__Short problem__:
Can you transcribe every line exactly and leave the pictures behind?

__Dataset records__:
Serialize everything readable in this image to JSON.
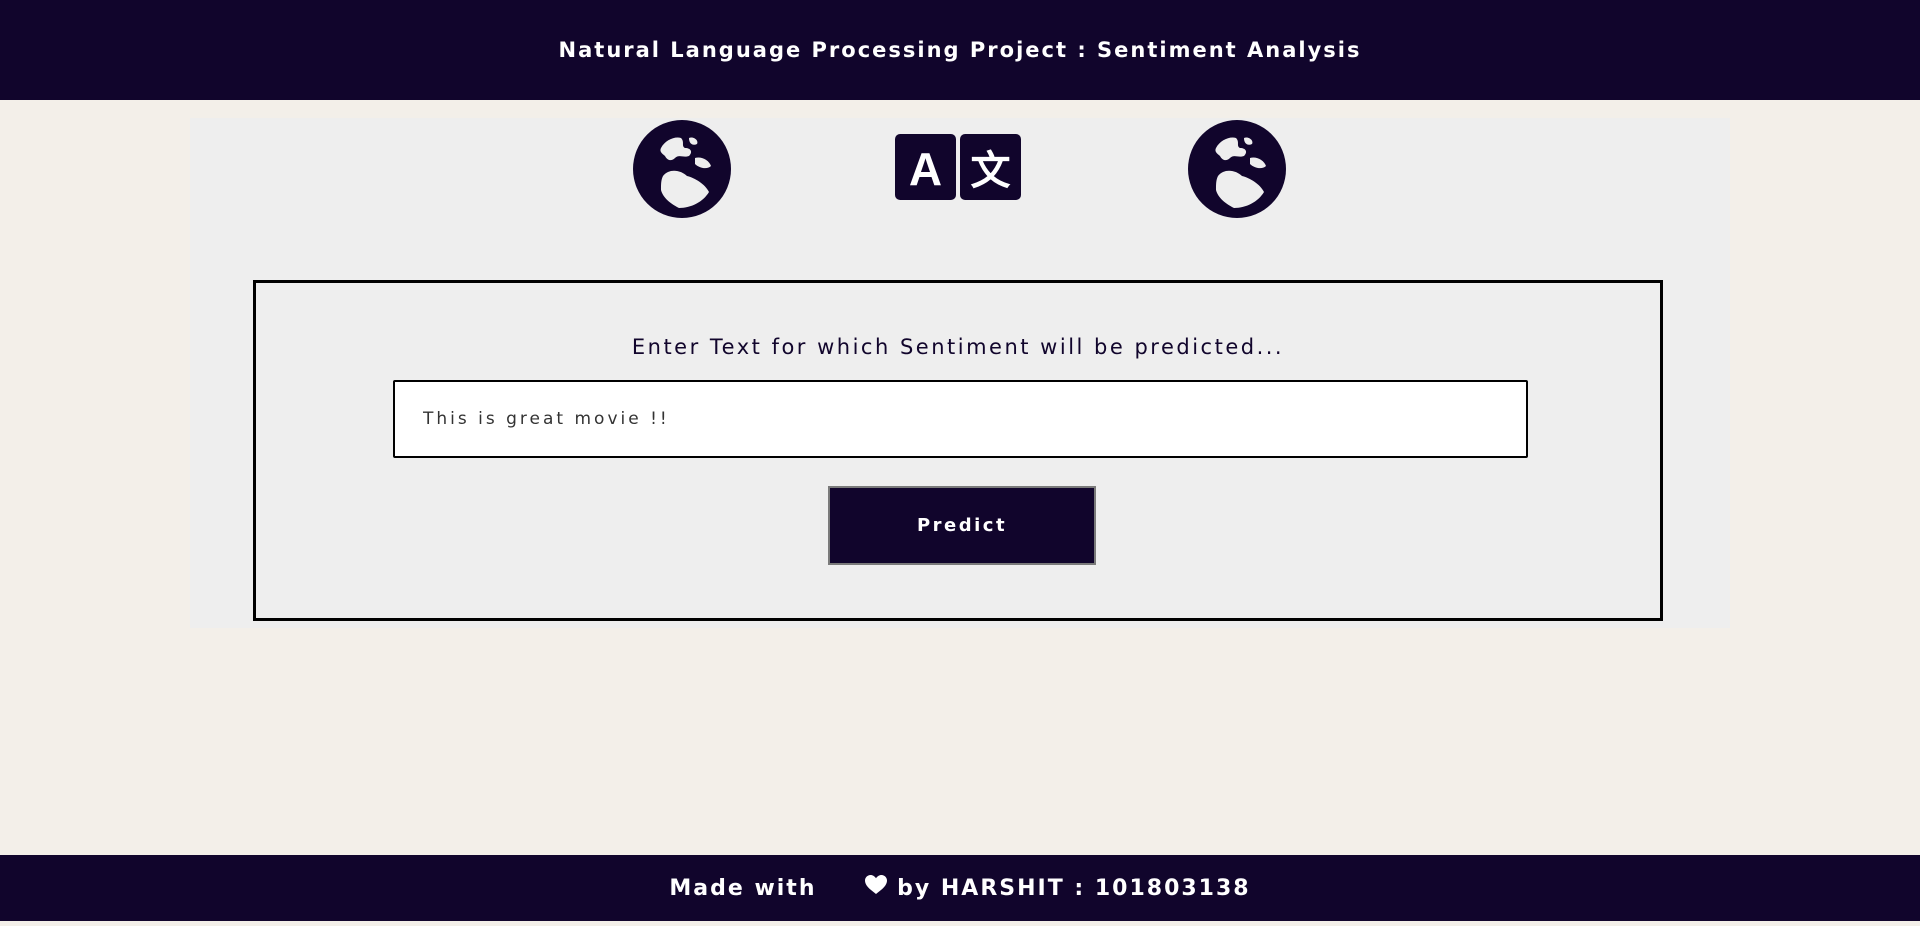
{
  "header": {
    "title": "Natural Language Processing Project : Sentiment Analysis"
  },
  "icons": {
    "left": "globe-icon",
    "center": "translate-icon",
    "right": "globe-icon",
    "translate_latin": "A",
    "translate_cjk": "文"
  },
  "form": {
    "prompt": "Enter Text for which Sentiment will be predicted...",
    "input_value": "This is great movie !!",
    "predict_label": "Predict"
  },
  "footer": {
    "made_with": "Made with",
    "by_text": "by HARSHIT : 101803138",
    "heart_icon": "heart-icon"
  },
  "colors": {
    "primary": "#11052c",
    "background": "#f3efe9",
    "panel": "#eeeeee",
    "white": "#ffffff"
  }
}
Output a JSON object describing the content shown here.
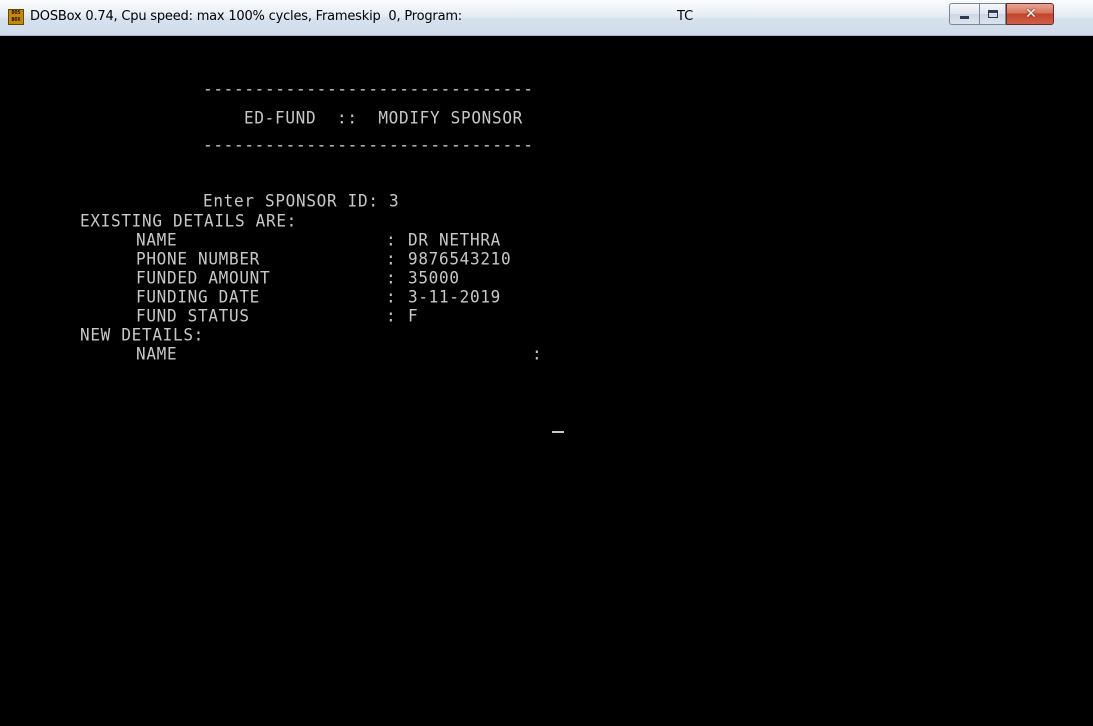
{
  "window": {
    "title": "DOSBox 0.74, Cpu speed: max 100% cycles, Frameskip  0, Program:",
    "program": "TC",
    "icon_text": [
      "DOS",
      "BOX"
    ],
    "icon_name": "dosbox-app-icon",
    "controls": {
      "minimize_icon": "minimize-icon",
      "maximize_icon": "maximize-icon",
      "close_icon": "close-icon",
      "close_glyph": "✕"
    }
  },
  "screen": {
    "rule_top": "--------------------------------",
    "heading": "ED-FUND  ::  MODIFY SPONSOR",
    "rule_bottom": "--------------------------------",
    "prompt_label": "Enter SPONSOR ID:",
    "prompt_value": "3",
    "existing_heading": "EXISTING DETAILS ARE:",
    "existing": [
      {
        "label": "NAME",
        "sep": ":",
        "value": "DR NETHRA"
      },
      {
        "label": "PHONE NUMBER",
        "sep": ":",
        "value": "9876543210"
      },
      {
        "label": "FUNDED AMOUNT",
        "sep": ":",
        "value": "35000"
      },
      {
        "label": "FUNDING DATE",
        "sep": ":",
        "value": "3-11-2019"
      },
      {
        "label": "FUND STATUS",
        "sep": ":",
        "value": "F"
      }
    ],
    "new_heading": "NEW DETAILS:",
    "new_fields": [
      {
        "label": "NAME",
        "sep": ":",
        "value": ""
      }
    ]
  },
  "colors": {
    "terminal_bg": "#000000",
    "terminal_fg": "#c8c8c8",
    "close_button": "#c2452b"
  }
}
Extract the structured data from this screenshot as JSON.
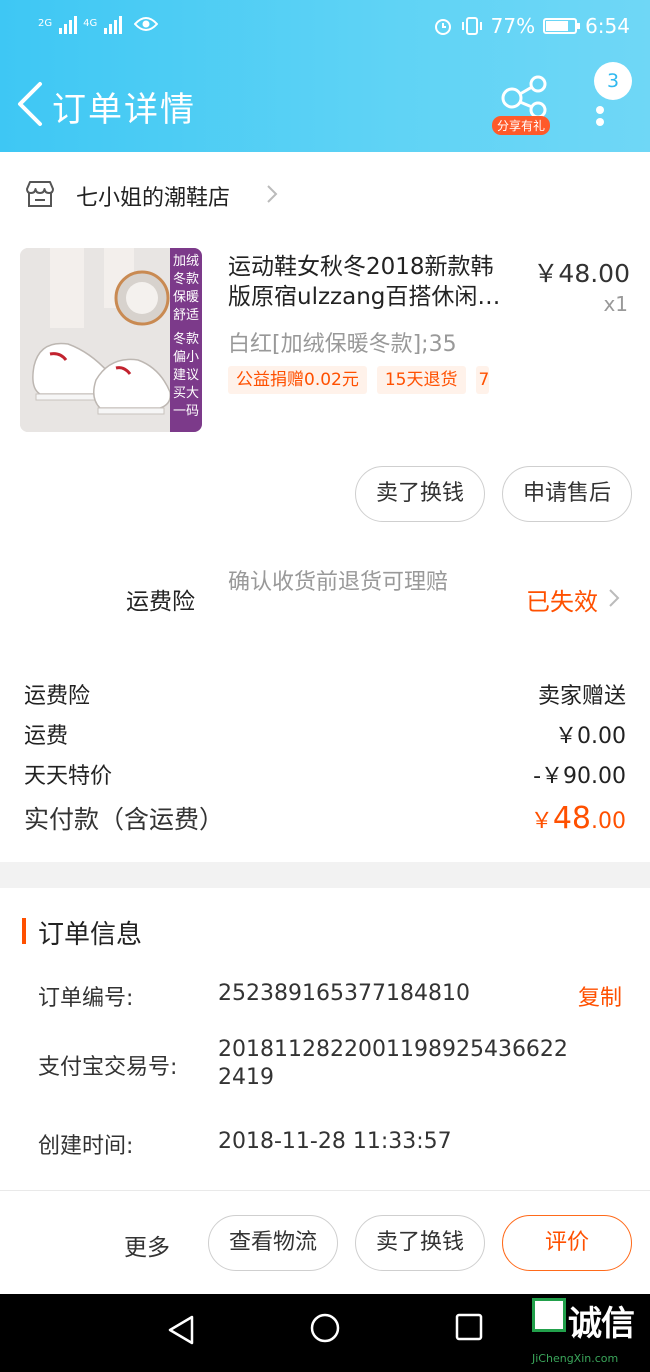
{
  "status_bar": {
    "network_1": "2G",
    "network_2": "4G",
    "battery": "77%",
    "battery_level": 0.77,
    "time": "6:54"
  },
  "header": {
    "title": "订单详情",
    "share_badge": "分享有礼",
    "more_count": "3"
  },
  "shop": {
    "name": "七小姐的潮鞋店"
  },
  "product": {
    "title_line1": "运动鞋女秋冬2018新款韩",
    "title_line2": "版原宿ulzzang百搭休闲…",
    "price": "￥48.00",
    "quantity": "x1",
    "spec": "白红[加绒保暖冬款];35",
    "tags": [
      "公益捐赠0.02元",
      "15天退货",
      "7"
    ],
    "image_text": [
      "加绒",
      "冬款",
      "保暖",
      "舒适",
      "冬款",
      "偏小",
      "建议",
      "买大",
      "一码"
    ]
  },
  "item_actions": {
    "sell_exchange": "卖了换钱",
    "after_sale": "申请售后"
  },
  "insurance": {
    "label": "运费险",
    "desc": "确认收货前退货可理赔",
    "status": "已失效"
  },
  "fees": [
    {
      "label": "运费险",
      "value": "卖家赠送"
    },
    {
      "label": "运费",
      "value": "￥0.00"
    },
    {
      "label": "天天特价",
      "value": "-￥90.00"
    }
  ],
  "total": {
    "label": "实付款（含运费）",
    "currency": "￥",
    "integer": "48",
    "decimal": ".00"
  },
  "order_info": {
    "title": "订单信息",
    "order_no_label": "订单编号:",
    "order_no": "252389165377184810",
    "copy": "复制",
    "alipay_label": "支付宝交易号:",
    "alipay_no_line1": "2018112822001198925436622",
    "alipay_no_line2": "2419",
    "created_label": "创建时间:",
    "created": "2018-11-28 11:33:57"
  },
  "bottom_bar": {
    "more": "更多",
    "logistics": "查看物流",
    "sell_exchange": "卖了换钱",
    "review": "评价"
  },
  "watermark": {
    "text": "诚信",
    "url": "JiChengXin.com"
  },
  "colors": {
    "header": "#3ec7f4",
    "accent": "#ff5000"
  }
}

__Solution to this task__:
Serialize everything readable in this image to JSON.
{
  "header": {
    "title": "Natural Language Processing Project : Sentiment Analysis"
  },
  "icons": {
    "left": "globe-icon",
    "center": "translate-icon",
    "right": "globe-icon",
    "translate_latin": "A",
    "translate_cjk": "文"
  },
  "form": {
    "prompt": "Enter Text for which Sentiment will be predicted...",
    "input_value": "This is great movie !!",
    "predict_label": "Predict"
  },
  "footer": {
    "made_with": "Made with",
    "by_text": "by HARSHIT : 101803138",
    "heart_icon": "heart-icon"
  },
  "colors": {
    "primary": "#11052c",
    "background": "#f3efe9",
    "panel": "#eeeeee",
    "white": "#ffffff"
  }
}
Output a JSON object describing the content shown here.
{
  "window": {
    "title": "DOSBox 0.74, Cpu speed: max 100% cycles, Frameskip  0, Program:",
    "program": "TC",
    "icon_text": [
      "DOS",
      "BOX"
    ],
    "icon_name": "dosbox-app-icon",
    "controls": {
      "minimize_icon": "minimize-icon",
      "maximize_icon": "maximize-icon",
      "close_icon": "close-icon",
      "close_glyph": "✕"
    }
  },
  "screen": {
    "rule_top": "--------------------------------",
    "heading": "ED-FUND  ::  MODIFY SPONSOR",
    "rule_bottom": "--------------------------------",
    "prompt_label": "Enter SPONSOR ID:",
    "prompt_value": "3",
    "existing_heading": "EXISTING DETAILS ARE:",
    "existing": [
      {
        "label": "NAME",
        "sep": ":",
        "value": "DR NETHRA"
      },
      {
        "label": "PHONE NUMBER",
        "sep": ":",
        "value": "9876543210"
      },
      {
        "label": "FUNDED AMOUNT",
        "sep": ":",
        "value": "35000"
      },
      {
        "label": "FUNDING DATE",
        "sep": ":",
        "value": "3-11-2019"
      },
      {
        "label": "FUND STATUS",
        "sep": ":",
        "value": "F"
      }
    ],
    "new_heading": "NEW DETAILS:",
    "new_fields": [
      {
        "label": "NAME",
        "sep": ":",
        "value": ""
      }
    ]
  },
  "colors": {
    "terminal_bg": "#000000",
    "terminal_fg": "#c8c8c8",
    "close_button": "#c2452b"
  }
}
Extract the structured data from this screenshot as JSON.
{
  "status_bar": {
    "network_1": "2G",
    "network_2": "4G",
    "battery": "77%",
    "battery_level": 0.77,
    "time": "6:54"
  },
  "header": {
    "title": "订单详情",
    "share_badge": "分享有礼",
    "more_count": "3"
  },
  "shop": {
    "name": "七小姐的潮鞋店"
  },
  "product": {
    "title_line1": "运动鞋女秋冬2018新款韩",
    "title_line2": "版原宿ulzzang百搭休闲…",
    "price": "￥48.00",
    "quantity": "x1",
    "spec": "白红[加绒保暖冬款];35",
    "tags": [
      "公益捐赠0.02元",
      "15天退货",
      "7"
    ],
    "image_text": [
      "加绒",
      "冬款",
      "保暖",
      "舒适",
      "冬款",
      "偏小",
      "建议",
      "买大",
      "一码"
    ]
  },
  "item_actions": {
    "sell_exchange": "卖了换钱",
    "after_sale": "申请售后"
  },
  "insurance": {
    "label": "运费险",
    "desc": "确认收货前退货可理赔",
    "status": "已失效"
  },
  "fees": [
    {
      "label": "运费险",
      "value": "卖家赠送"
    },
    {
      "label": "运费",
      "value": "￥0.00"
    },
    {
      "label": "天天特价",
      "value": "-￥90.00"
    }
  ],
  "total": {
    "label": "实付款（含运费）",
    "currency": "￥",
    "integer": "48",
    "decimal": ".00"
  },
  "order_info": {
    "title": "订单信息",
    "order_no_label": "订单编号:",
    "order_no": "252389165377184810",
    "copy": "复制",
    "alipay_label": "支付宝交易号:",
    "alipay_no_line1": "2018112822001198925436622",
    "alipay_no_line2": "2419",
    "created_label": "创建时间:",
    "created": "2018-11-28 11:33:57"
  },
  "bottom_bar": {
    "more": "更多",
    "logistics": "查看物流",
    "sell_exchange": "卖了换钱",
    "review": "评价"
  },
  "watermark": {
    "text": "诚信",
    "url": "JiChengXin.com"
  },
  "colors": {
    "header": "#3ec7f4",
    "accent": "#ff5000"
  }
}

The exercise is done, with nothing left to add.